* **Written request**
Can you copy out the items below with every "x-tick-label" swapped for "x-axis-tick", changing nothing else and omitting the pictures?
++++++++++
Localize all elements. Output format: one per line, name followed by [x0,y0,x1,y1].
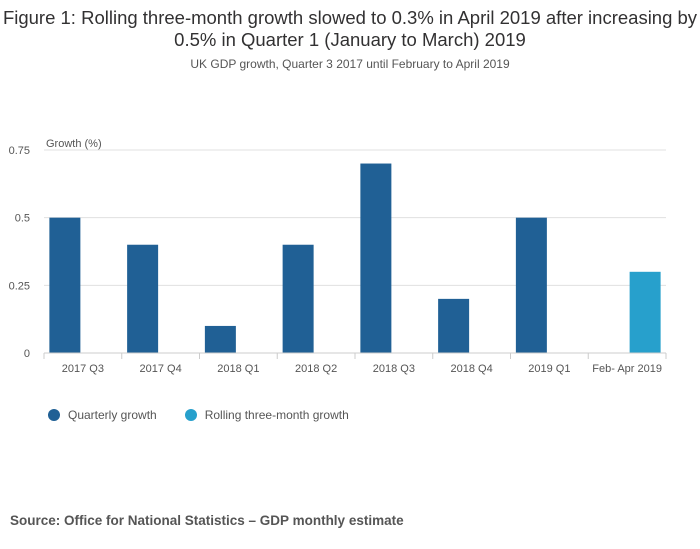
chart-title: Figure 1: Rolling three-month growth slo… [2,7,698,50]
bar-quarterly [438,298,470,353]
x-tick-label: 2019 Q1 [528,363,570,375]
chart-subtitle: UK GDP growth, Quarter 3 2017 until Febr… [190,57,510,71]
y-axis-label: Growth (%) [46,138,102,150]
x-tick-label: Feb- Apr 2019 [592,363,662,375]
bar-quarterly [515,217,547,353]
y-tick-label: 0.5 [15,213,30,225]
x-tick-label: 2017 Q3 [62,363,104,375]
bar-quarterly [360,163,392,353]
bar-quarterly [204,325,236,353]
x-tick-label: 2018 Q1 [217,363,259,375]
bar-quarterly [282,244,314,353]
legend-swatch-rolling [184,409,197,421]
bar-quarterly [49,217,81,353]
x-tick-label: 2018 Q2 [295,363,337,375]
x-tick-label: 2018 Q4 [451,363,493,375]
legend-label-rolling: Rolling three-month growth [204,408,349,422]
bar-rolling [629,271,661,353]
x-tick-label: 2018 Q3 [373,363,415,375]
bar-quarterly [127,244,159,353]
legend-label-quarterly: Quarterly growth [68,408,157,422]
chart-legend: Quarterly growth Rolling three-month gro… [48,408,349,422]
x-tick-label: 2017 Q4 [140,363,182,375]
legend-item-quarterly[interactable]: Quarterly growth [48,408,157,422]
y-tick-label: 0 [24,348,30,360]
legend-item-rolling[interactable]: Rolling three-month growth [184,408,349,422]
y-tick-label: 0.75 [9,145,30,157]
source-note: Source: Office for National Statistics –… [10,513,404,528]
legend-swatch-quarterly [48,409,60,421]
y-tick-label: 0.25 [9,280,30,292]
++++++++++
* **Problem solution**
Localize all elements. Output format: one per line, name followed by [x0,y0,x1,y1].
chart-title: Figure 1: Rolling three-month growth slo… [2,7,698,50]
bar-quarterly [438,298,470,353]
x-axis-tick: 2019 Q1 [528,363,570,375]
chart-subtitle: UK GDP growth, Quarter 3 2017 until Febr… [190,57,510,71]
y-axis-label: Growth (%) [46,138,102,150]
x-axis-tick: Feb- Apr 2019 [592,363,662,375]
bar-quarterly [515,217,547,353]
y-tick-label: 0.5 [15,213,30,225]
x-axis-tick: 2017 Q3 [62,363,104,375]
bar-quarterly [360,163,392,353]
bar-quarterly [204,325,236,353]
x-axis-tick: 2018 Q1 [217,363,259,375]
bar-quarterly [282,244,314,353]
legend-swatch-rolling [184,409,197,421]
bar-quarterly [49,217,81,353]
x-axis-tick: 2018 Q2 [295,363,337,375]
x-axis-tick: 2018 Q4 [451,363,493,375]
legend-label-rolling: Rolling three-month growth [204,408,349,422]
bar-rolling [629,271,661,353]
x-axis-tick: 2018 Q3 [373,363,415,375]
bar-quarterly [127,244,159,353]
legend-label-quarterly: Quarterly growth [68,408,157,422]
chart-legend: Quarterly growth Rolling three-month gro… [48,408,349,422]
x-axis-tick: 2017 Q4 [140,363,182,375]
legend-item-quarterly[interactable]: Quarterly growth [48,408,157,422]
y-tick-label: 0 [24,348,30,360]
legend-item-rolling[interactable]: Rolling three-month growth [184,408,349,422]
y-tick-label: 0.75 [9,145,30,157]
source-note: Source: Office for National Statistics –… [10,513,404,528]
legend-swatch-quarterly [48,409,60,421]
y-tick-label: 0.25 [9,280,30,292]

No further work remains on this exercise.